(Data entries)
↓

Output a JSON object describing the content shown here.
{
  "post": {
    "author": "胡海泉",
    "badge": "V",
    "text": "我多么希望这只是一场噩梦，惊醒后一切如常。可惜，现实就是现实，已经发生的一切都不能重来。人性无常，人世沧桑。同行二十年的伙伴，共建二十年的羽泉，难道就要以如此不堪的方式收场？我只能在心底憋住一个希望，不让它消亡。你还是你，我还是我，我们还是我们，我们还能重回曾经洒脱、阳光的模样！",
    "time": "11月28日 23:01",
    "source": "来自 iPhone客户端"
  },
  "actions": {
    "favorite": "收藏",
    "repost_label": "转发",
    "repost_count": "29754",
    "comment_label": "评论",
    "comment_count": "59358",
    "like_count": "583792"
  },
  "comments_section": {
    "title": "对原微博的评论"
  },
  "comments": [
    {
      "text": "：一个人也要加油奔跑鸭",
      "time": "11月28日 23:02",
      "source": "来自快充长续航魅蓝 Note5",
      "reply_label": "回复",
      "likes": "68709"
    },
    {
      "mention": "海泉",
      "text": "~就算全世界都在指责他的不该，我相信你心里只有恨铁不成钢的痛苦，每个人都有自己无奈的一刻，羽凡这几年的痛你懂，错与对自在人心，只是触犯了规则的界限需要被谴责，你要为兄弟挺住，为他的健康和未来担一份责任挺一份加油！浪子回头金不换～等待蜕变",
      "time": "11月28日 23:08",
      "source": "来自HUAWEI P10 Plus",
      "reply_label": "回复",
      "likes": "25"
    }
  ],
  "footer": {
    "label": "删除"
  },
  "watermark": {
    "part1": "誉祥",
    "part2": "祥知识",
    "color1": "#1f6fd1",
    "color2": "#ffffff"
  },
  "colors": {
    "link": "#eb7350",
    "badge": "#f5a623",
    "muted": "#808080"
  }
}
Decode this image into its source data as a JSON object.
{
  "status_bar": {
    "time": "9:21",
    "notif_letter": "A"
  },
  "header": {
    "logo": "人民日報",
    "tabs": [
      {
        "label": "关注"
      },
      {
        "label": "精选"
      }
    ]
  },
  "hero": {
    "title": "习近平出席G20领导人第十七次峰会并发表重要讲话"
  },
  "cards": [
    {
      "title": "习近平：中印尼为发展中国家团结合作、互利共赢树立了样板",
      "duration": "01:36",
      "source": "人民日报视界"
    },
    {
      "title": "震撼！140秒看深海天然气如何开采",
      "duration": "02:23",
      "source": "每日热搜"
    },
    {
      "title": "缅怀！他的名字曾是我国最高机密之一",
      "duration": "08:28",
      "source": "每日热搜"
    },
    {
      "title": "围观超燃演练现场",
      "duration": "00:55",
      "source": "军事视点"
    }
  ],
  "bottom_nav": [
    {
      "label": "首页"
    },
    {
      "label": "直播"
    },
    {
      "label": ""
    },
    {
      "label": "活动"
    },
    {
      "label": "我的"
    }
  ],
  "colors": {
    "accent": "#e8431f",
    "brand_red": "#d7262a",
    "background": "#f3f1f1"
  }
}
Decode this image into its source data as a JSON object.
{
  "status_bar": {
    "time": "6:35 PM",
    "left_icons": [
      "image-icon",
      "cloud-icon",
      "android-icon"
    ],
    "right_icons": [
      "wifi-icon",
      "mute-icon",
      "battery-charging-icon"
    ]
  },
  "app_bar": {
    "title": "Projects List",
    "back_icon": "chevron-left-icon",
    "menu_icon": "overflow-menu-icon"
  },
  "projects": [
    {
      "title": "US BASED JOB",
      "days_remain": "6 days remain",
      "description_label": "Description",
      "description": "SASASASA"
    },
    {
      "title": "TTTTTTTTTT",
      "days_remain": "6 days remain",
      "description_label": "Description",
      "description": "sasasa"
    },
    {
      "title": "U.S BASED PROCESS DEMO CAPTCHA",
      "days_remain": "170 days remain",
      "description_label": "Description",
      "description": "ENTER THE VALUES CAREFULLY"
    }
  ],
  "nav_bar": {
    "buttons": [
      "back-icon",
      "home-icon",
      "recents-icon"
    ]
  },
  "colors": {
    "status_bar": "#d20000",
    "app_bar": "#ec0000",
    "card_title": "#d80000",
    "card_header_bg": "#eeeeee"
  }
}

↑

- _SET PROBLEM_
Output the listing above word for word.

- _TASK OUTPUT_
Output a JSON object describing the content shown here.
{
  "post": {
    "author": "胡海泉",
    "badge": "V",
    "text": "我多么希望这只是一场噩梦，惊醒后一切如常。可惜，现实就是现实，已经发生的一切都不能重来。人性无常，人世沧桑。同行二十年的伙伴，共建二十年的羽泉，难道就要以如此不堪的方式收场？我只能在心底憋住一个希望，不让它消亡。你还是你，我还是我，我们还是我们，我们还能重回曾经洒脱、阳光的模样！",
    "time": "11月28日 23:01",
    "source": "来自 iPhone客户端"
  },
  "actions": {
    "favorite": "收藏",
    "repost_label": "转发",
    "repost_count": "29754",
    "comment_label": "评论",
    "comment_count": "59358",
    "like_count": "583792"
  },
  "comments_section": {
    "title": "对原微博的评论"
  },
  "comments": [
    {
      "text": "：一个人也要加油奔跑鸭",
      "time": "11月28日 23:02",
      "source": "来自快充长续航魅蓝 Note5",
      "reply_label": "回复",
      "likes": "68709"
    },
    {
      "mention": "海泉",
      "text": "~就算全世界都在指责他的不该，我相信你心里只有恨铁不成钢的痛苦，每个人都有自己无奈的一刻，羽凡这几年的痛你懂，错与对自在人心，只是触犯了规则的界限需要被谴责，你要为兄弟挺住，为他的健康和未来担一份责任挺一份加油！浪子回头金不换～等待蜕变",
      "time": "11月28日 23:08",
      "source": "来自HUAWEI P10 Plus",
      "reply_label": "回复",
      "likes": "25"
    }
  ],
  "footer": {
    "label": "删除"
  },
  "watermark": {
    "part1": "誉祥",
    "part2": "祥知识",
    "color1": "#1f6fd1",
    "color2": "#ffffff"
  },
  "colors": {
    "link": "#eb7350",
    "badge": "#f5a623",
    "muted": "#808080"
  }
}
Decode this image into its source data as a JSON object.
{
  "status_bar": {
    "time": "9:21",
    "notif_letter": "A"
  },
  "header": {
    "logo": "人民日報",
    "tabs": [
      {
        "label": "关注"
      },
      {
        "label": "精选"
      }
    ]
  },
  "hero": {
    "title": "习近平出席G20领导人第十七次峰会并发表重要讲话"
  },
  "cards": [
    {
      "title": "习近平：中印尼为发展中国家团结合作、互利共赢树立了样板",
      "duration": "01:36",
      "source": "人民日报视界"
    },
    {
      "title": "震撼！140秒看深海天然气如何开采",
      "duration": "02:23",
      "source": "每日热搜"
    },
    {
      "title": "缅怀！他的名字曾是我国最高机密之一",
      "duration": "08:28",
      "source": "每日热搜"
    },
    {
      "title": "围观超燃演练现场",
      "duration": "00:55",
      "source": "军事视点"
    }
  ],
  "bottom_nav": [
    {
      "label": "首页"
    },
    {
      "label": "直播"
    },
    {
      "label": ""
    },
    {
      "label": "活动"
    },
    {
      "label": "我的"
    }
  ],
  "colors": {
    "accent": "#e8431f",
    "brand_red": "#d7262a",
    "background": "#f3f1f1"
  }
}
Decode this image into its source data as a JSON object.
{
  "status_bar": {
    "time": "6:35 PM",
    "left_icons": [
      "image-icon",
      "cloud-icon",
      "android-icon"
    ],
    "right_icons": [
      "wifi-icon",
      "mute-icon",
      "battery-charging-icon"
    ]
  },
  "app_bar": {
    "title": "Projects List",
    "back_icon": "chevron-left-icon",
    "menu_icon": "overflow-menu-icon"
  },
  "projects": [
    {
      "title": "US BASED JOB",
      "days_remain": "6 days remain",
      "description_label": "Description",
      "description": "SASASASA"
    },
    {
      "title": "TTTTTTTTTT",
      "days_remain": "6 days remain",
      "description_label": "Description",
      "description": "sasasa"
    },
    {
      "title": "U.S BASED PROCESS DEMO CAPTCHA",
      "days_remain": "170 days remain",
      "description_label": "Description",
      "description": "ENTER THE VALUES CAREFULLY"
    }
  ],
  "nav_bar": {
    "buttons": [
      "back-icon",
      "home-icon",
      "recents-icon"
    ]
  },
  "colors": {
    "status_bar": "#d20000",
    "app_bar": "#ec0000",
    "card_title": "#d80000",
    "card_header_bg": "#eeeeee"
  }
}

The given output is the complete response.